►

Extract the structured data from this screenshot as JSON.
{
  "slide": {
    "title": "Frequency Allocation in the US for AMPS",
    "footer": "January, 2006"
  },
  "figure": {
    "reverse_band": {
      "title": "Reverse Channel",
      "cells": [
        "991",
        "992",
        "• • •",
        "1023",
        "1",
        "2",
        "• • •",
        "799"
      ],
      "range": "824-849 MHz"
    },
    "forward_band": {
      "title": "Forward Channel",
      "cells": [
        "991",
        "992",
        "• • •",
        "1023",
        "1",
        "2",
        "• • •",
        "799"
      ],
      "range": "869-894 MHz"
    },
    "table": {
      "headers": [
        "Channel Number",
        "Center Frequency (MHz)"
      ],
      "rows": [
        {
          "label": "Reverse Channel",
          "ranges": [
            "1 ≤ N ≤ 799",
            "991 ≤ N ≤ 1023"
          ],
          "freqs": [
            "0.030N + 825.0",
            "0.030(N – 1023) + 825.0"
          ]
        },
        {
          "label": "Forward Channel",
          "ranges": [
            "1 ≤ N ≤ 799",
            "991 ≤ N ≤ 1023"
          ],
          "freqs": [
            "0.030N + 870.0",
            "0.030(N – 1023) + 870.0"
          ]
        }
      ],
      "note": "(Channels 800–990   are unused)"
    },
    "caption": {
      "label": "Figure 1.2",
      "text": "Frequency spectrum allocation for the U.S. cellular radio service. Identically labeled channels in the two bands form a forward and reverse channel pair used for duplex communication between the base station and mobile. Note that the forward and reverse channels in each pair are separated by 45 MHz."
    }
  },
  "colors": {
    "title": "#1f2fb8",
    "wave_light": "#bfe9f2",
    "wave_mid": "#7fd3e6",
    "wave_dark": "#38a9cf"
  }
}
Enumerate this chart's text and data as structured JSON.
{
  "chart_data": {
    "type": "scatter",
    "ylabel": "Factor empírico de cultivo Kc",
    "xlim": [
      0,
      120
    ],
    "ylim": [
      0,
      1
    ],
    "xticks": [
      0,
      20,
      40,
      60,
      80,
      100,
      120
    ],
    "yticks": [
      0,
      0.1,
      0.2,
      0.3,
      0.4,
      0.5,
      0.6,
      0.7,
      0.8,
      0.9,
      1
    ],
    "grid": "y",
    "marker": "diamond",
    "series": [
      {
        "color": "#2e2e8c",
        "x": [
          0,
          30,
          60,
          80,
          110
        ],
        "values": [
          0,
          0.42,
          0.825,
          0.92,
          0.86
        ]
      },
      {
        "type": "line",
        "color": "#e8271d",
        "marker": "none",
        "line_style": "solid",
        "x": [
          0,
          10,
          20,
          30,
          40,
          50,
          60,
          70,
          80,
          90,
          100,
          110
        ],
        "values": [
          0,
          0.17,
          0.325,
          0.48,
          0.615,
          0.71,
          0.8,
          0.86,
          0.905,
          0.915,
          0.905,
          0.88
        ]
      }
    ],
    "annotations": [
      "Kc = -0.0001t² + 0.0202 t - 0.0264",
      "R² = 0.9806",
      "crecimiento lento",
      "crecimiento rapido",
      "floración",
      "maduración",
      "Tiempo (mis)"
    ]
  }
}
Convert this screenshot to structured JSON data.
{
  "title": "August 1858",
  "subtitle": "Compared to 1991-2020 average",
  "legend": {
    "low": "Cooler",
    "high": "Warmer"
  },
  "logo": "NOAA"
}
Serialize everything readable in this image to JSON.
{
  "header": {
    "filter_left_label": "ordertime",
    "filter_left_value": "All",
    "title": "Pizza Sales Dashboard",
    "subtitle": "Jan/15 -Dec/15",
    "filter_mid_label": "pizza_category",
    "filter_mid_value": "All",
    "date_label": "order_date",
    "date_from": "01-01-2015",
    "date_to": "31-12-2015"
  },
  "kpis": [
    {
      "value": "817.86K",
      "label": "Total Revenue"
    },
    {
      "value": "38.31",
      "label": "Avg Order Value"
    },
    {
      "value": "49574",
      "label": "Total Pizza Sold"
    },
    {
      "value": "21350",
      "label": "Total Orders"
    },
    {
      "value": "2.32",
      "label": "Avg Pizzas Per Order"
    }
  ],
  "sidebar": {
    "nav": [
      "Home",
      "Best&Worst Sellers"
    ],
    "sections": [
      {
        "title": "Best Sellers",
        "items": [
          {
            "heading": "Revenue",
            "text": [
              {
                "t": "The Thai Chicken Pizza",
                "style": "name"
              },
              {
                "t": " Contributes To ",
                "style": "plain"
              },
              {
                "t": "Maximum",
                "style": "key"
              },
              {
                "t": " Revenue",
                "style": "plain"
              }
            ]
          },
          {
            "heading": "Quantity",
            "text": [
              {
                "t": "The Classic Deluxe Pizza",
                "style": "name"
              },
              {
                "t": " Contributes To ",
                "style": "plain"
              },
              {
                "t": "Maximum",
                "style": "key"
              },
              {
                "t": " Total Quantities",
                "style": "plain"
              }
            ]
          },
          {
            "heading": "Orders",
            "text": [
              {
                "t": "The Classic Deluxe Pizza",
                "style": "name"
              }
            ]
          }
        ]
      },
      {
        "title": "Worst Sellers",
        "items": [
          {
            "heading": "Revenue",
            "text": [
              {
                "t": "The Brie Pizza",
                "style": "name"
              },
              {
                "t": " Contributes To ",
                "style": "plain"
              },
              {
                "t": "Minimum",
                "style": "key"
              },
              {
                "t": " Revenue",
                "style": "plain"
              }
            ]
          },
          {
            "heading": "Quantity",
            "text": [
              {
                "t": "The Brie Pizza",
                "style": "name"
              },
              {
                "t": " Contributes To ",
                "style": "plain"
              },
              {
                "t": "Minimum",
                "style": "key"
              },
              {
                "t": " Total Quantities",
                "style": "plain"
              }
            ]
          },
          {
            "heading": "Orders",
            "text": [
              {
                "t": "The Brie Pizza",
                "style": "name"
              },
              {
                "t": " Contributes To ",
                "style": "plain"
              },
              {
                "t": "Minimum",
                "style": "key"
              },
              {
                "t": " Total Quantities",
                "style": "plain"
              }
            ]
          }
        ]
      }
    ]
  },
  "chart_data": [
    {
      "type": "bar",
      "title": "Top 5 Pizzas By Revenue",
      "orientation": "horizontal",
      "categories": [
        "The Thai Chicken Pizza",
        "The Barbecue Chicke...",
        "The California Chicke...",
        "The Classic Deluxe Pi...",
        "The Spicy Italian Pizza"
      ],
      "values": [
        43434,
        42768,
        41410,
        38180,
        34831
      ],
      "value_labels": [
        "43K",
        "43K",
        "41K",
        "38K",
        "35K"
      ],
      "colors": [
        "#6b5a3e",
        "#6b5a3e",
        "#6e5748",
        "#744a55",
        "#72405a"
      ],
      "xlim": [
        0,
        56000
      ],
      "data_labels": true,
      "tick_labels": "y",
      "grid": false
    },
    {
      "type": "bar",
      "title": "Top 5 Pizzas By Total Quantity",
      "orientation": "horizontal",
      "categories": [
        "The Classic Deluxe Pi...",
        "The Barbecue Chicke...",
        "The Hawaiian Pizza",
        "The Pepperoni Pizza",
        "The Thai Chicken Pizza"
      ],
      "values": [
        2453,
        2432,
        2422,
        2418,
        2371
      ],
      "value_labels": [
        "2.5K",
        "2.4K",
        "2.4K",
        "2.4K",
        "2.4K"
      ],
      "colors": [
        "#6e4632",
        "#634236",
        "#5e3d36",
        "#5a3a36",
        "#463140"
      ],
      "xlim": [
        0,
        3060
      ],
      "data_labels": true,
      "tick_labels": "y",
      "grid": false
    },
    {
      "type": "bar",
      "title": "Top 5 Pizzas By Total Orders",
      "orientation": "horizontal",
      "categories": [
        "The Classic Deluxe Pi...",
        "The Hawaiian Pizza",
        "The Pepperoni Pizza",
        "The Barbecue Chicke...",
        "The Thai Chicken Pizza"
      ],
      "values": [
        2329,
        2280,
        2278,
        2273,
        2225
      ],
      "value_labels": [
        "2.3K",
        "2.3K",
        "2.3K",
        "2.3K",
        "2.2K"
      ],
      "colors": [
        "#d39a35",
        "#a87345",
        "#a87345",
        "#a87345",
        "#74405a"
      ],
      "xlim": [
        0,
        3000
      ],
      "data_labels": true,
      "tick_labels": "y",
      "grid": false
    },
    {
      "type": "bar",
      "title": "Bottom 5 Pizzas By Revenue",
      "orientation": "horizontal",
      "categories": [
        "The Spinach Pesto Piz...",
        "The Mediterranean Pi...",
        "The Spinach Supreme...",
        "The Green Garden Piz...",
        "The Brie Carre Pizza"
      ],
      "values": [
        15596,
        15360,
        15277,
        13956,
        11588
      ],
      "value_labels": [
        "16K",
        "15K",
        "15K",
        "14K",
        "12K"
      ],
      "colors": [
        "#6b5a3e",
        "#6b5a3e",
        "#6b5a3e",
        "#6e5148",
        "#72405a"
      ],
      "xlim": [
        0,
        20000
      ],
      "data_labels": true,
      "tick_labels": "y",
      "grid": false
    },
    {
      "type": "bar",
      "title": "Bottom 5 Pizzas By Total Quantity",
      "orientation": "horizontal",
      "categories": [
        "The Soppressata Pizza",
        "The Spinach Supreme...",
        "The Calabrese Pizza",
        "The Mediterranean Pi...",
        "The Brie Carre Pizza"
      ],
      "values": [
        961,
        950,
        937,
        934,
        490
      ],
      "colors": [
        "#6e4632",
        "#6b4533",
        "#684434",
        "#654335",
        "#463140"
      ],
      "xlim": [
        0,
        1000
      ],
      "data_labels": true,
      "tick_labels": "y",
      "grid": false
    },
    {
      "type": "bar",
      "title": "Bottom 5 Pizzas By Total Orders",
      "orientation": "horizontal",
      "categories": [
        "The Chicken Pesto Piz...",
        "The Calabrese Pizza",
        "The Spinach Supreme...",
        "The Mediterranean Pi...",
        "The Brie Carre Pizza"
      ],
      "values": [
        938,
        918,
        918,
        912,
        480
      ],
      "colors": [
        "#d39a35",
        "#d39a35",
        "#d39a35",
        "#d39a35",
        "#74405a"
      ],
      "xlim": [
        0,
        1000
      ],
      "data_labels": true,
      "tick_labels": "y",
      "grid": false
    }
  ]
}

◄

### Task directions
Identify each line containing the string "Pesto" and copy it out.

### Response below
        "The Spinach Pesto Piz...",
        "The Chicken Pesto Piz...",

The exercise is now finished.